EXERCISE: Please copy out the listing below line for line, leaving every character unchanged.

[Box coordinate listings]
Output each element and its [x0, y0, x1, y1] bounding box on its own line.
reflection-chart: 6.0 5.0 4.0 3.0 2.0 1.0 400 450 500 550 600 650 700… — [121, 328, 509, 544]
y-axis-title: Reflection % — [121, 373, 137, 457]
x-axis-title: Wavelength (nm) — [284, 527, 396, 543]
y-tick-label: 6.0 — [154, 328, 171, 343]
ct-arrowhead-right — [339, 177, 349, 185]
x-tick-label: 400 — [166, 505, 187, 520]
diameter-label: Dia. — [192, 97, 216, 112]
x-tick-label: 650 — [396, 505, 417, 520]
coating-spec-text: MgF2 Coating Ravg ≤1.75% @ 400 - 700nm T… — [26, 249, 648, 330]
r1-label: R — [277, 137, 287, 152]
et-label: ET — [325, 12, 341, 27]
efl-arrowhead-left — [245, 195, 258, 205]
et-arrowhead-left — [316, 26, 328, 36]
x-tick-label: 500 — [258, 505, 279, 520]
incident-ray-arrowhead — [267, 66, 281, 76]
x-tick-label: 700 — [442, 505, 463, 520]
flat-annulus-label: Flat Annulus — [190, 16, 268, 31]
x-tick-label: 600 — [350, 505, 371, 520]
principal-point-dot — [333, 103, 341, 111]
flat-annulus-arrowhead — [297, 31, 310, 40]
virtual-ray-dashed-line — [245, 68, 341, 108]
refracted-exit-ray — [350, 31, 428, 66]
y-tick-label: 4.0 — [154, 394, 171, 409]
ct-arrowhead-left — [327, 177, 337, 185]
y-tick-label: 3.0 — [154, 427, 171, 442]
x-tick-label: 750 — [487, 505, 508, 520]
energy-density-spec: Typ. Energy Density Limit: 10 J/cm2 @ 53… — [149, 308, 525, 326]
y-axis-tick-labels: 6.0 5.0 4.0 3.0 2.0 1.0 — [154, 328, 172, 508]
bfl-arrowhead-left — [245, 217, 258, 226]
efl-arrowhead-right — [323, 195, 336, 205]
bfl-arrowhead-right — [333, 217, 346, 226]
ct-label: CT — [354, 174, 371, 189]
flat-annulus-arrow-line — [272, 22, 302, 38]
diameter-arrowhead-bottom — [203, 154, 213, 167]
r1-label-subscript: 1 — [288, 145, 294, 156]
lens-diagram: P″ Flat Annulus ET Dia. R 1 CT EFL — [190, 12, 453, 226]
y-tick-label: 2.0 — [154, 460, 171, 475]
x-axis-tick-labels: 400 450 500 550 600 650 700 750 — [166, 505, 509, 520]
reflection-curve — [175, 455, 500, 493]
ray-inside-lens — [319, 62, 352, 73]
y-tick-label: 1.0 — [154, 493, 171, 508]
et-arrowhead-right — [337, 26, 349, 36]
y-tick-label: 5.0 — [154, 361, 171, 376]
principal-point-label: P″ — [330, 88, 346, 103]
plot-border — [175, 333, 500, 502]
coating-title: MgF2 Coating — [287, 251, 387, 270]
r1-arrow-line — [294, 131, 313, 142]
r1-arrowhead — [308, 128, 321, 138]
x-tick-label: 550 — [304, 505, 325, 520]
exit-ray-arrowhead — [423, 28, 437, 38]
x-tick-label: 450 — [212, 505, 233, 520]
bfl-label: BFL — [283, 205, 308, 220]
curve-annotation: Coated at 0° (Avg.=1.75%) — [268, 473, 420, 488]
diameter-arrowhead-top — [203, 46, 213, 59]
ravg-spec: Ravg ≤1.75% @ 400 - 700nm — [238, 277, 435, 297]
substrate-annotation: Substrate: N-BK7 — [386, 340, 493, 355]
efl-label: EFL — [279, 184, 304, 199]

PROBLEM SOLUTION:
Output each element and its [x0, y0, x1, y1] bounding box on its own line.
reflection-chart: 6.0 5.0 4.0 3.0 2.0 1.0 400 450 500 550 600 650 700… — [121, 328, 509, 544]
y-axis-title: Reflection % — [121, 373, 137, 457]
x-axis-title: Wavelength (nm) — [284, 527, 396, 543]
y-tick-label: 6.0 — [154, 328, 171, 343]
ct-arrowhead-right — [339, 177, 349, 185]
x-tick-label: 400 — [166, 505, 187, 520]
diameter-label: Dia. — [192, 97, 216, 112]
x-tick-label: 650 — [396, 505, 417, 520]
coating-spec-text: MgF2 Coating Ravg ≤1.75% @ 400 - 700nm T… — [26, 249, 648, 330]
r1-label: R — [277, 137, 287, 152]
et-label: ET — [325, 12, 341, 27]
efl-arrowhead-left — [245, 195, 258, 205]
et-arrowhead-left — [316, 26, 328, 36]
x-tick-label: 500 — [258, 505, 279, 520]
incident-ray-arrowhead — [267, 66, 281, 76]
x-tick-label: 700 — [442, 505, 463, 520]
flat-annulus-label: Flat Annulus — [190, 16, 268, 31]
x-tick-label: 600 — [350, 505, 371, 520]
principal-point-dot — [333, 103, 341, 111]
flat-annulus-arrowhead — [297, 31, 310, 40]
virtual-ray-dashed-line — [245, 68, 341, 108]
refracted-exit-ray — [350, 31, 428, 66]
y-tick-label: 4.0 — [154, 394, 171, 409]
ct-arrowhead-left — [327, 177, 337, 185]
y-tick-label: 3.0 — [154, 427, 171, 442]
x-tick-label: 750 — [487, 505, 508, 520]
energy-density-spec: Typ. Energy Density Limit: 10 J/cm2 @ 53… — [149, 308, 525, 326]
y-axis-tick-labels: 6.0 5.0 4.0 3.0 2.0 1.0 — [154, 328, 172, 508]
bfl-arrowhead-left — [245, 217, 258, 226]
efl-arrowhead-right — [323, 195, 336, 205]
bfl-arrowhead-right — [333, 217, 346, 226]
ct-label: CT — [354, 174, 371, 189]
flat-annulus-arrow-line — [272, 22, 302, 38]
diameter-arrowhead-bottom — [203, 154, 213, 167]
r1-label-subscript: 1 — [288, 145, 294, 156]
lens-diagram: P″ Flat Annulus ET Dia. R 1 CT EFL — [190, 12, 453, 226]
y-tick-label: 2.0 — [154, 460, 171, 475]
x-axis-tick-labels: 400 450 500 550 600 650 700 750 — [166, 505, 509, 520]
reflection-curve — [175, 455, 500, 493]
ray-inside-lens — [319, 62, 352, 73]
y-tick-label: 1.0 — [154, 493, 171, 508]
et-arrowhead-right — [337, 26, 349, 36]
y-tick-label: 5.0 — [154, 361, 171, 376]
principal-point-label: P″ — [330, 88, 346, 103]
plot-border — [175, 333, 500, 502]
coating-title: MgF2 Coating — [287, 251, 387, 270]
r1-arrow-line — [294, 131, 313, 142]
r1-arrowhead — [308, 128, 321, 138]
x-tick-label: 550 — [304, 505, 325, 520]
exit-ray-arrowhead — [423, 28, 437, 38]
x-tick-label: 450 — [212, 505, 233, 520]
bfl-label: BFL — [283, 205, 308, 220]
curve-annotation: Coated at 0° (Avg.=1.75%) — [268, 473, 420, 488]
diameter-arrowhead-top — [203, 46, 213, 59]
ravg-spec: Ravg ≤1.75% @ 400 - 700nm — [238, 277, 435, 297]
substrate-annotation: Substrate: N-BK7 — [386, 340, 493, 355]
efl-label: EFL — [279, 184, 304, 199]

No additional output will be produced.